══ EXCERPTED DATA ══

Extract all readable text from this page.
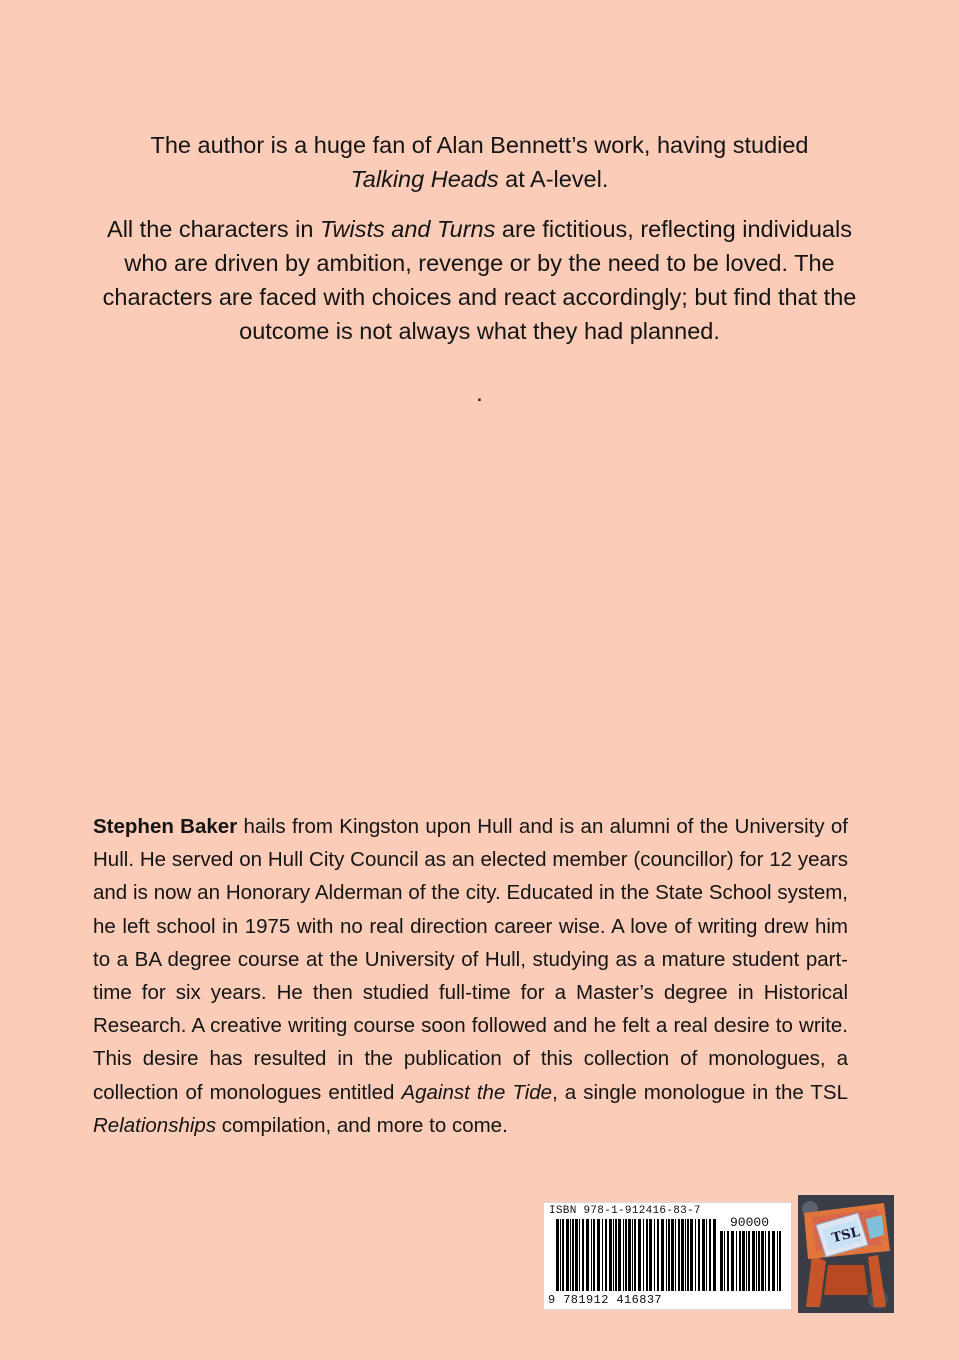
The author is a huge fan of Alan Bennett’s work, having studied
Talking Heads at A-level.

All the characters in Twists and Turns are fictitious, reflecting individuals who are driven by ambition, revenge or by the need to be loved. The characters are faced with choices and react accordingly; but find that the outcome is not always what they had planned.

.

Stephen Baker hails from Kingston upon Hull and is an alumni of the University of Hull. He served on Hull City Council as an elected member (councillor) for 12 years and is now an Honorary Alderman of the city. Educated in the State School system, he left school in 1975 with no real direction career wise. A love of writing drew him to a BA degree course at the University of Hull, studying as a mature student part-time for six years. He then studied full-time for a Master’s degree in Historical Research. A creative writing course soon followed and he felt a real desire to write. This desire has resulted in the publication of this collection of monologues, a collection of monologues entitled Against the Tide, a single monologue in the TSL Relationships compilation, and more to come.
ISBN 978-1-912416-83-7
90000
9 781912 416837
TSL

═══
══ EXCERPTED DATA ══

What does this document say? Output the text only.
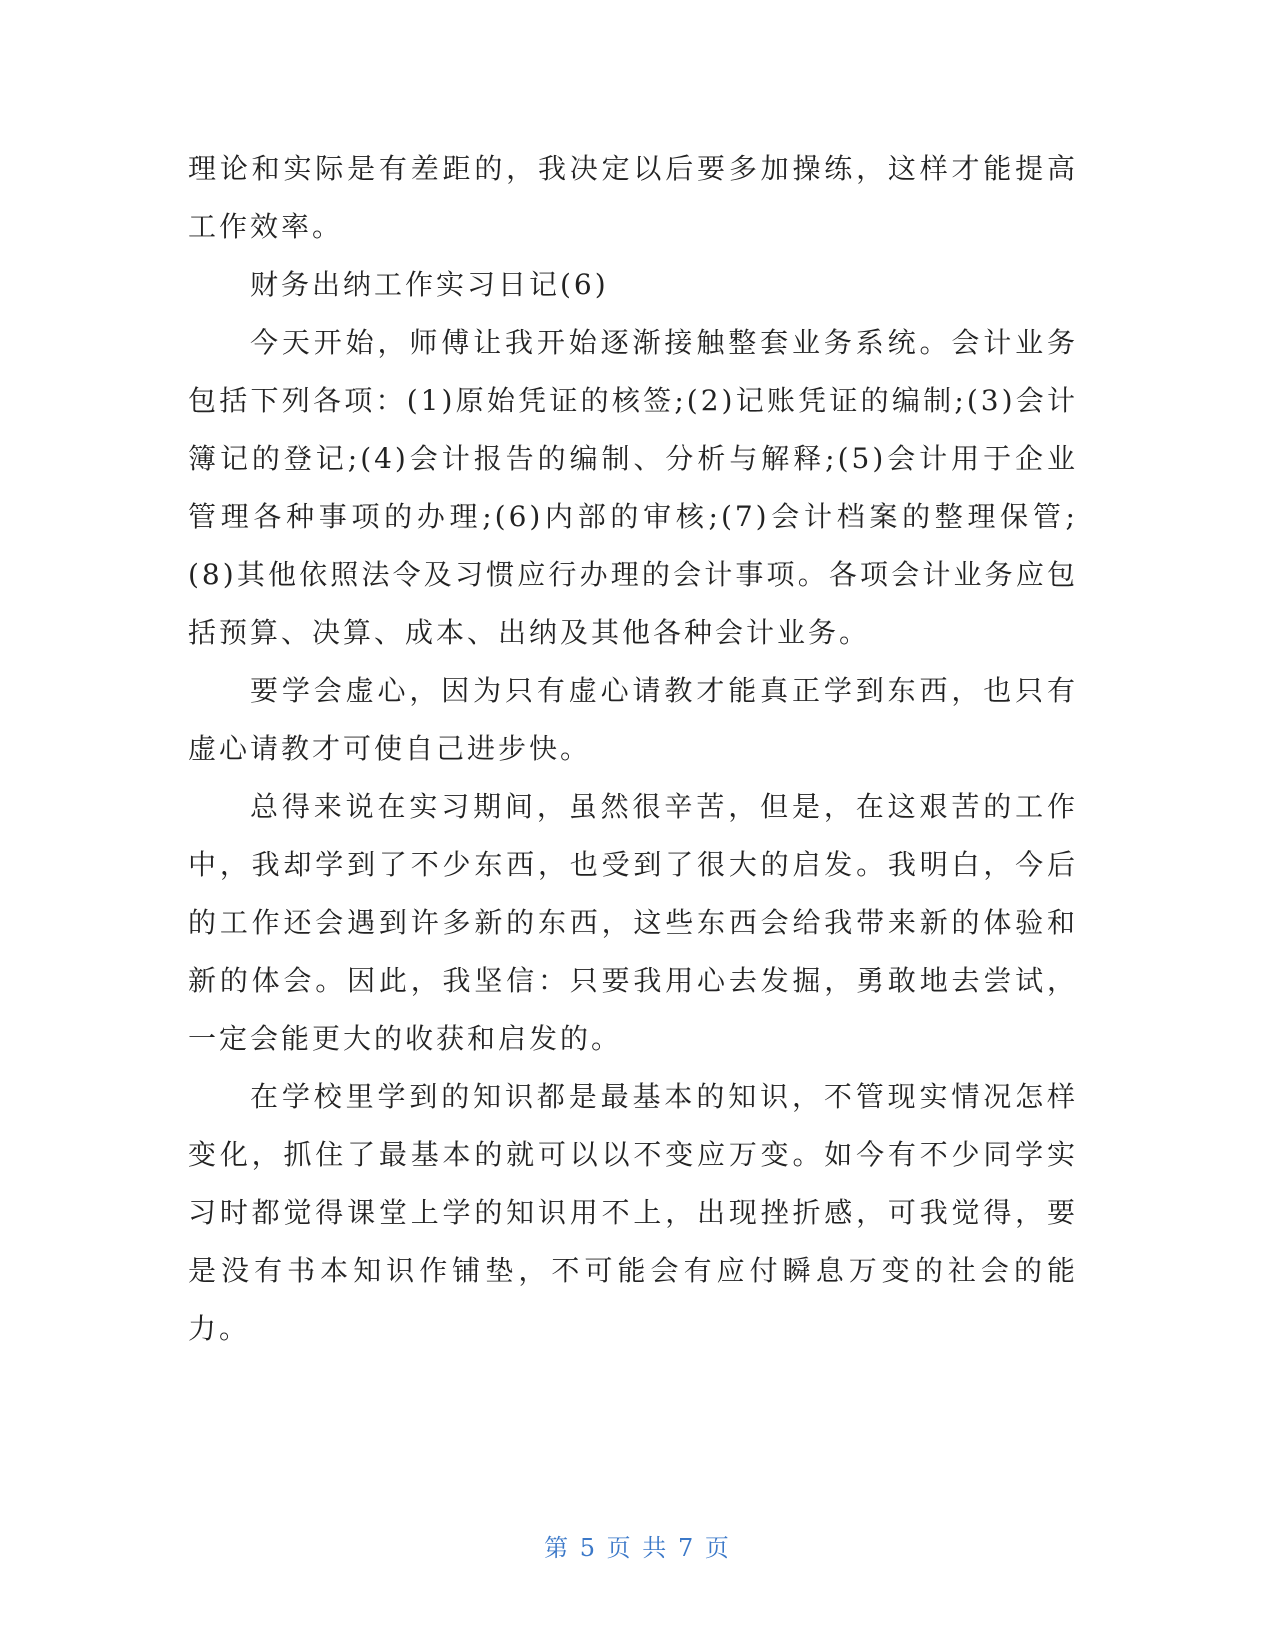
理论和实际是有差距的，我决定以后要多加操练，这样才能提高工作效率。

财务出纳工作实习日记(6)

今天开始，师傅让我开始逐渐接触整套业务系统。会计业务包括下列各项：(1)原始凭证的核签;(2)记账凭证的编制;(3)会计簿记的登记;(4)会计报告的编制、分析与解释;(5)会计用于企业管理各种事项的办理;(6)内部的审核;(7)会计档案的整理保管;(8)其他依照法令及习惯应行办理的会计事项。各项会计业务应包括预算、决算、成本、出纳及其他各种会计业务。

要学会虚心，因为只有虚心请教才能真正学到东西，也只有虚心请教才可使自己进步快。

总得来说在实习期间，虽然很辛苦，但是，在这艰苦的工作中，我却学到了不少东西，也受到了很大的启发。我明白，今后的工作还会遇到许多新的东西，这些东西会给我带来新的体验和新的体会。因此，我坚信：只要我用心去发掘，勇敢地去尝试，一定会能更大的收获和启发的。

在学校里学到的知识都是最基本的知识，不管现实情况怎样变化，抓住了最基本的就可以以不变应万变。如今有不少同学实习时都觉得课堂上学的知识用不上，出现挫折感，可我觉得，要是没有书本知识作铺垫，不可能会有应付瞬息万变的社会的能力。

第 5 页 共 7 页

═══
══ EXCERPTED DATA ══

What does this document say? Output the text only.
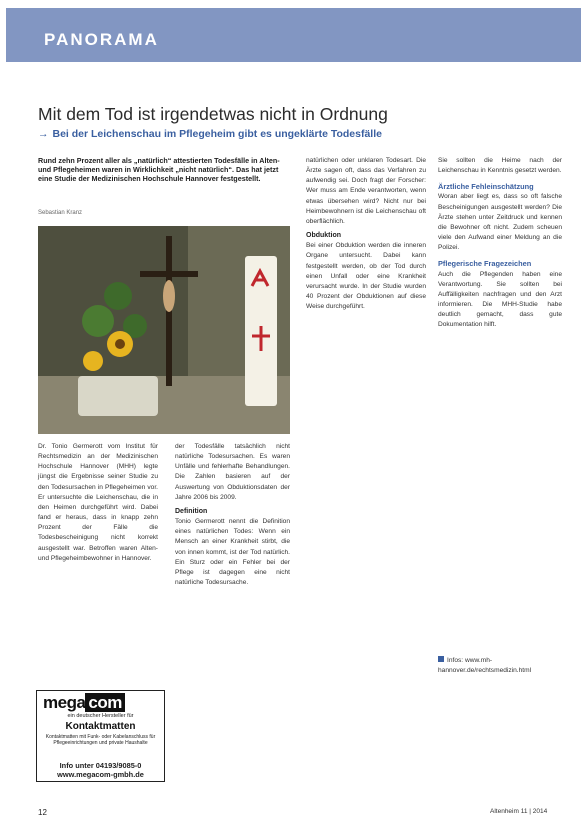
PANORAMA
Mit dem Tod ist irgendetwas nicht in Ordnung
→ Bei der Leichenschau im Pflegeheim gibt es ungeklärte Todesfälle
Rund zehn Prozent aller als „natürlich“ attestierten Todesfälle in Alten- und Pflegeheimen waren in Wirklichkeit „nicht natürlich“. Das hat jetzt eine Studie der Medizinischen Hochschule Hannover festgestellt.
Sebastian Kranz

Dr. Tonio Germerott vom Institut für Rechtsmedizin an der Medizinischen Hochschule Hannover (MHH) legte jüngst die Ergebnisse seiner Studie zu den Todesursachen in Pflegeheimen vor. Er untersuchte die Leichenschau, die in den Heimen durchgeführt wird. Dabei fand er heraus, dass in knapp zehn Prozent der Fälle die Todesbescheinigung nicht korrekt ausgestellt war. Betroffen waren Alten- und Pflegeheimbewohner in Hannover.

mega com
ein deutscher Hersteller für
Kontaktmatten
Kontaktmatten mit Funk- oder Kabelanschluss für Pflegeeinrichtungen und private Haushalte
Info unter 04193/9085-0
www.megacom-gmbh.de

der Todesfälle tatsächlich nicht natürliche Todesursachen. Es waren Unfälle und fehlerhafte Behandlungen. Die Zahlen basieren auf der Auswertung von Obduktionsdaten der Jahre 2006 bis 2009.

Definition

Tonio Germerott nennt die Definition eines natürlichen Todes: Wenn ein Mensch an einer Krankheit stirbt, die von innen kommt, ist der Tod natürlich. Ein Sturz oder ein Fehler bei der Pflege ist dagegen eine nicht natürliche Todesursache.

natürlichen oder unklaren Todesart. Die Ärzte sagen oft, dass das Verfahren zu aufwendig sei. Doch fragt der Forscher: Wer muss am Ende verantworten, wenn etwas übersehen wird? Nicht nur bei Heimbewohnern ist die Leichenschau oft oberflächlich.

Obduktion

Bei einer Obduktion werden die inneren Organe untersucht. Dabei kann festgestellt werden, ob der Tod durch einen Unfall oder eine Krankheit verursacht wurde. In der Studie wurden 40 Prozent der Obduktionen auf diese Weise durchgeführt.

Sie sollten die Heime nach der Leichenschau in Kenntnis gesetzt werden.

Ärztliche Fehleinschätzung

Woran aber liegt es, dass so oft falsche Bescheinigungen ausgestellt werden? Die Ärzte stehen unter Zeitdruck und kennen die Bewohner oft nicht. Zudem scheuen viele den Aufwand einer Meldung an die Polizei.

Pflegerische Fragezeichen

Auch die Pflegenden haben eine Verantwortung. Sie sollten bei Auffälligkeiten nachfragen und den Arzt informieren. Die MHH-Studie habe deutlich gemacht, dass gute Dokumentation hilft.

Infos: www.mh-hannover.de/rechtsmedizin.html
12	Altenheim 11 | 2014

═══

- **EXERCISE REQUIREMENTS**: Every line holding "Medizinischen" should be copied out.

- **SOLUTION FOR THIS EXERCISE**:
Rund zehn Prozent aller als „natürlich“ attestierten Todesfälle in Alten- und Pflegeheimen waren in Wirklichkeit „nicht natürlich“. Das hat jetzt eine Studie der Medizinischen Hochschule Hannover festgestellt.
Dr. Tonio Germerott vom Institut für Rechtsmedizin an der Medizinischen Hochschule Hannover (MHH) legte jüngst die Ergebnisse seiner Studie zu den Todesursachen in Pflegeheimen vor. Er untersuchte die Leichenschau, die in den Heimen durchgeführt wird. Dabei fand er heraus, dass in knapp zehn Prozent der Fälle die Todesbescheinigung nicht korrekt ausgestellt war. Betroffen waren Alten- und Pflegeheimbewohner in Hannover.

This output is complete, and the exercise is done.